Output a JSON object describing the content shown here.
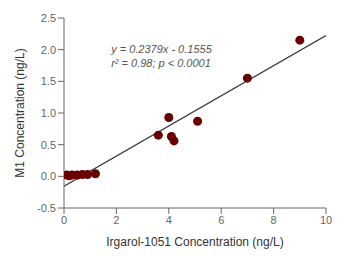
{
  "chart_data": {
    "type": "scatter",
    "xlabel": "Irgarol-1051 Concentration (ng/L)",
    "ylabel": "M1 Concentration (ng/L)",
    "series": [
      {
        "type": "scatter",
        "color": "#6B0000",
        "x": [
          0.1,
          0.2,
          0.3,
          0.5,
          0.7,
          0.9,
          1.2,
          3.6,
          4.0,
          4.1,
          4.2,
          5.1,
          7.0,
          9.0
        ],
        "values": [
          0.02,
          0.01,
          0.02,
          0.02,
          0.03,
          0.03,
          0.04,
          0.65,
          0.93,
          0.63,
          0.56,
          0.87,
          1.55,
          2.15
        ]
      },
      {
        "type": "line",
        "color": "#333333",
        "x": [
          0,
          10
        ],
        "values": [
          -0.1555,
          2.2235
        ]
      }
    ],
    "annotations": [
      {
        "text": "y = 0.2379x - 0.1555",
        "x": 1.8,
        "y": 1.95,
        "color": "#555555"
      },
      {
        "text": "r² = 0.98; p < 0.0001",
        "x": 1.8,
        "y": 1.72,
        "color": "#555555"
      }
    ],
    "xlim": [
      0,
      10
    ],
    "ylim": [
      -0.5,
      2.5
    ],
    "xticks": [
      0,
      2,
      4,
      6,
      8,
      10
    ],
    "yticks": [
      -0.5,
      {
        "value": 0,
        "label": "0.0"
      },
      0.5,
      {
        "value": 1,
        "label": "1.0"
      },
      1.5,
      {
        "value": 2,
        "label": "2.0"
      },
      2.5
    ],
    "grid": false
  }
}
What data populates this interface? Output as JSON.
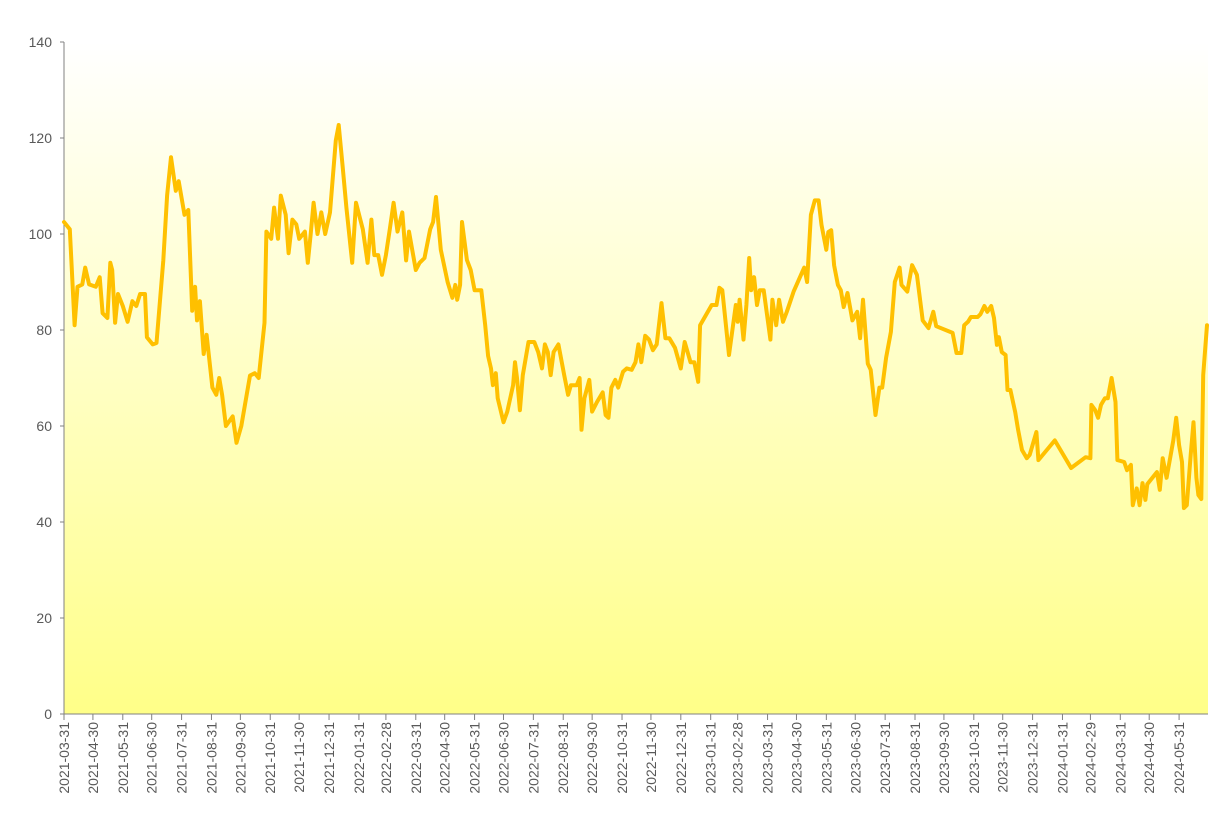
{
  "chart_data": {
    "type": "line",
    "color": "#ffc000",
    "x": [
      "2021-03-31",
      "2021-04-06",
      "2021-04-11",
      "2021-04-14",
      "2021-04-19",
      "2021-04-22",
      "2021-04-26",
      "2021-05-03",
      "2021-05-07",
      "2021-05-10",
      "2021-05-15",
      "2021-05-18",
      "2021-05-20",
      "2021-05-23",
      "2021-05-26",
      "2021-05-31",
      "2021-06-05",
      "2021-06-10",
      "2021-06-14",
      "2021-06-18",
      "2021-06-23",
      "2021-06-25",
      "2021-07-01",
      "2021-07-05",
      "2021-07-12",
      "2021-07-16",
      "2021-07-20",
      "2021-07-25",
      "2021-07-28",
      "2021-08-03",
      "2021-08-07",
      "2021-08-11",
      "2021-08-14",
      "2021-08-16",
      "2021-08-19",
      "2021-08-23",
      "2021-08-26",
      "2021-09-01",
      "2021-09-05",
      "2021-09-08",
      "2021-09-11",
      "2021-09-15",
      "2021-09-22",
      "2021-09-26",
      "2021-10-01",
      "2021-10-10",
      "2021-10-15",
      "2021-10-19",
      "2021-10-25",
      "2021-10-27",
      "2021-11-01",
      "2021-11-04",
      "2021-11-08",
      "2021-11-11",
      "2021-11-16",
      "2021-11-19",
      "2021-11-23",
      "2021-11-27",
      "2021-11-30",
      "2021-12-06",
      "2021-12-09",
      "2021-12-12",
      "2021-12-15",
      "2021-12-19",
      "2021-12-23",
      "2021-12-27",
      "2022-01-01",
      "2022-01-07",
      "2022-01-10",
      "2022-01-14",
      "2022-01-18",
      "2022-01-24",
      "2022-01-28",
      "2022-02-04",
      "2022-02-09",
      "2022-02-13",
      "2022-02-16",
      "2022-02-20",
      "2022-02-24",
      "2022-02-28",
      "2022-03-04",
      "2022-03-08",
      "2022-03-12",
      "2022-03-17",
      "2022-03-21",
      "2022-03-24",
      "2022-03-31",
      "2022-04-04",
      "2022-04-09",
      "2022-04-15",
      "2022-04-18",
      "2022-04-21",
      "2022-04-26",
      "2022-05-03",
      "2022-05-08",
      "2022-05-11",
      "2022-05-13",
      "2022-05-16",
      "2022-05-18",
      "2022-05-23",
      "2022-05-27",
      "2022-05-31",
      "2022-06-07",
      "2022-06-11",
      "2022-06-14",
      "2022-06-17",
      "2022-06-19",
      "2022-06-22",
      "2022-06-24",
      "2022-06-30",
      "2022-07-04",
      "2022-07-10",
      "2022-07-12",
      "2022-07-14",
      "2022-07-17",
      "2022-07-20",
      "2022-07-26",
      "2022-08-01",
      "2022-08-05",
      "2022-08-09",
      "2022-08-12",
      "2022-08-15",
      "2022-08-18",
      "2022-08-21",
      "2022-08-26",
      "2022-09-01",
      "2022-09-05",
      "2022-09-08",
      "2022-09-14",
      "2022-09-17",
      "2022-09-19",
      "2022-09-22",
      "2022-09-27",
      "2022-09-30",
      "2022-10-05",
      "2022-10-11",
      "2022-10-14",
      "2022-10-17",
      "2022-10-20",
      "2022-10-24",
      "2022-10-27",
      "2022-11-01",
      "2022-11-05",
      "2022-11-10",
      "2022-11-14",
      "2022-11-17",
      "2022-11-20",
      "2022-11-24",
      "2022-11-28",
      "2022-12-02",
      "2022-12-06",
      "2022-12-11",
      "2022-12-15",
      "2022-12-19",
      "2022-12-25",
      "2022-12-31",
      "2023-01-04",
      "2023-01-10",
      "2023-01-14",
      "2023-01-18",
      "2023-01-20",
      "2023-02-01",
      "2023-02-06",
      "2023-02-09",
      "2023-02-12",
      "2023-02-19",
      "2023-02-26",
      "2023-02-28",
      "2023-03-02",
      "2023-03-06",
      "2023-03-09",
      "2023-03-12",
      "2023-03-14",
      "2023-03-17",
      "2023-03-20",
      "2023-03-23",
      "2023-03-27",
      "2023-04-03",
      "2023-04-05",
      "2023-04-09",
      "2023-04-12",
      "2023-04-16",
      "2023-04-20",
      "2023-04-27",
      "2023-05-08",
      "2023-05-11",
      "2023-05-15",
      "2023-05-19",
      "2023-05-23",
      "2023-05-26",
      "2023-05-31",
      "2023-06-02",
      "2023-06-05",
      "2023-06-08",
      "2023-06-12",
      "2023-06-15",
      "2023-06-18",
      "2023-06-22",
      "2023-06-27",
      "2023-07-02",
      "2023-07-05",
      "2023-07-08",
      "2023-07-13",
      "2023-07-16",
      "2023-07-21",
      "2023-07-25",
      "2023-07-28",
      "2023-08-01",
      "2023-08-06",
      "2023-08-10",
      "2023-08-15",
      "2023-08-17",
      "2023-08-23",
      "2023-08-28",
      "2023-09-02",
      "2023-09-08",
      "2023-09-14",
      "2023-09-19",
      "2023-09-22",
      "2023-10-09",
      "2023-10-13",
      "2023-10-18",
      "2023-10-21",
      "2023-10-25",
      "2023-10-28",
      "2023-11-04",
      "2023-11-07",
      "2023-11-11",
      "2023-11-14",
      "2023-11-18",
      "2023-11-21",
      "2023-11-24",
      "2023-11-26",
      "2023-11-29",
      "2023-12-03",
      "2023-12-05",
      "2023-12-08",
      "2023-12-13",
      "2023-12-16",
      "2023-12-20",
      "2023-12-25",
      "2023-12-28",
      "2024-01-04",
      "2024-01-06",
      "2024-01-23",
      "2024-02-09",
      "2024-02-24",
      "2024-02-29",
      "2024-03-01",
      "2024-03-05",
      "2024-03-08",
      "2024-03-11",
      "2024-03-15",
      "2024-03-18",
      "2024-03-22",
      "2024-03-26",
      "2024-03-28",
      "2024-04-04",
      "2024-04-07",
      "2024-04-11",
      "2024-04-13",
      "2024-04-17",
      "2024-04-20",
      "2024-04-23",
      "2024-04-26",
      "2024-04-28",
      "2024-05-08",
      "2024-05-11",
      "2024-05-14",
      "2024-05-18",
      "2024-05-25",
      "2024-05-28",
      "2024-05-31",
      "2024-06-03",
      "2024-06-05",
      "2024-06-08",
      "2024-06-12",
      "2024-06-15",
      "2024-06-18",
      "2024-06-20",
      "2024-06-23",
      "2024-06-25",
      "2024-06-29"
    ],
    "values": [
      102.5,
      101,
      81,
      89,
      89.5,
      93,
      89.5,
      89,
      91,
      83.5,
      82.5,
      94,
      92.5,
      81.5,
      87.5,
      85,
      81.7,
      86,
      85,
      87.5,
      87.5,
      78.5,
      77,
      77.3,
      94.5,
      108,
      116,
      109,
      111,
      104,
      105,
      84,
      89,
      82,
      86,
      75,
      79,
      68,
      66.5,
      70,
      66.5,
      60,
      62,
      56.5,
      60,
      70.5,
      71,
      70,
      81.5,
      100.5,
      99,
      105.5,
      99,
      108,
      104,
      96,
      103,
      102,
      99,
      100.5,
      94,
      100,
      106.5,
      100,
      104.5,
      100,
      104.5,
      119.5,
      122.7,
      114.4,
      105.5,
      94,
      106.5,
      101,
      94,
      103,
      95.6,
      95.6,
      91.5,
      95.6,
      101,
      106.5,
      100.5,
      104.5,
      94.5,
      100.5,
      92.5,
      94,
      95,
      101,
      102.5,
      107.7,
      96.7,
      90,
      86.7,
      89.4,
      86.3,
      89.4,
      102.5,
      94.6,
      92.5,
      88.3,
      88.3,
      81,
      74.6,
      72,
      68.5,
      71,
      65.8,
      60.8,
      63,
      68.5,
      73.3,
      70,
      63.3,
      70.6,
      77.5,
      77.5,
      75.4,
      72,
      77,
      75.4,
      70.6,
      75.4,
      77,
      70.6,
      66.5,
      68.5,
      68.5,
      70,
      59.2,
      65.8,
      69.6,
      63,
      65,
      67,
      62.3,
      61.7,
      68,
      69.6,
      68,
      71.3,
      72,
      71.7,
      73.3,
      77,
      73.3,
      78.8,
      78,
      75.8,
      77,
      85.6,
      78.3,
      78.3,
      76.3,
      72,
      77.5,
      73.3,
      73.3,
      69.2,
      81,
      85.2,
      85.2,
      88.8,
      88.3,
      74.8,
      85.2,
      81.7,
      86.3,
      78,
      85.2,
      95,
      88.3,
      91,
      85.2,
      88.3,
      88.3,
      78,
      86.3,
      81,
      86.3,
      81.7,
      83.8,
      88,
      93,
      90,
      104,
      107,
      107,
      101.9,
      96.7,
      100.4,
      100.8,
      93.5,
      89.4,
      88.3,
      84.8,
      87.7,
      82,
      83.8,
      78.3,
      86.3,
      73,
      71.7,
      62.3,
      68,
      68,
      74.2,
      79.6,
      90,
      93,
      89.4,
      88,
      93.5,
      91.5,
      82,
      80.4,
      83.8,
      80.8,
      79.4,
      75.2,
      75.2,
      81,
      81.7,
      82.7,
      82.7,
      83.3,
      85,
      83.8,
      85,
      82.5,
      76.9,
      78.5,
      75.4,
      74.8,
      67.5,
      67.5,
      62.9,
      59.2,
      55,
      53.3,
      54,
      58.75,
      52.9,
      57,
      51.25,
      53.5,
      53.3,
      64.4,
      63.3,
      61.7,
      64.4,
      65.8,
      65.8,
      70,
      65,
      52.9,
      52.5,
      50.8,
      51.9,
      43.5,
      47,
      43.5,
      48.1,
      44.6,
      47.9,
      50.4,
      46.7,
      53.3,
      49.2,
      57,
      61.7,
      56,
      52.5,
      42.9,
      43.5,
      54,
      60.8,
      49.2,
      45.6,
      44.8,
      70.6,
      81
    ],
    "xlim": [
      "2021-03-31",
      "2024-06-30"
    ],
    "xticks": [
      "2021-03-31",
      "2021-04-30",
      "2021-05-31",
      "2021-06-30",
      "2021-07-31",
      "2021-08-31",
      "2021-09-30",
      "2021-10-31",
      "2021-11-30",
      "2021-12-31",
      "2022-01-31",
      "2022-02-28",
      "2022-03-31",
      "2022-04-30",
      "2022-05-31",
      "2022-06-30",
      "2022-07-31",
      "2022-08-31",
      "2022-09-30",
      "2022-10-31",
      "2022-11-30",
      "2022-12-31",
      "2023-01-31",
      "2023-02-28",
      "2023-03-31",
      "2023-04-30",
      "2023-05-31",
      "2023-06-30",
      "2023-07-31",
      "2023-08-31",
      "2023-09-30",
      "2023-10-31",
      "2023-11-30",
      "2023-12-31",
      "2024-01-31",
      "2024-02-29",
      "2024-03-31",
      "2024-04-30",
      "2024-05-31"
    ],
    "ylim": [
      0,
      140
    ],
    "yticks": [
      0,
      20,
      40,
      60,
      80,
      100,
      120,
      140
    ]
  }
}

━━━━━━━━━━━━━━━━━━━━━━━━━━━━━━

Of the lines in this listing, how many contain "text"? Reply with the number and nothing more.

TASK RESPONSE »
2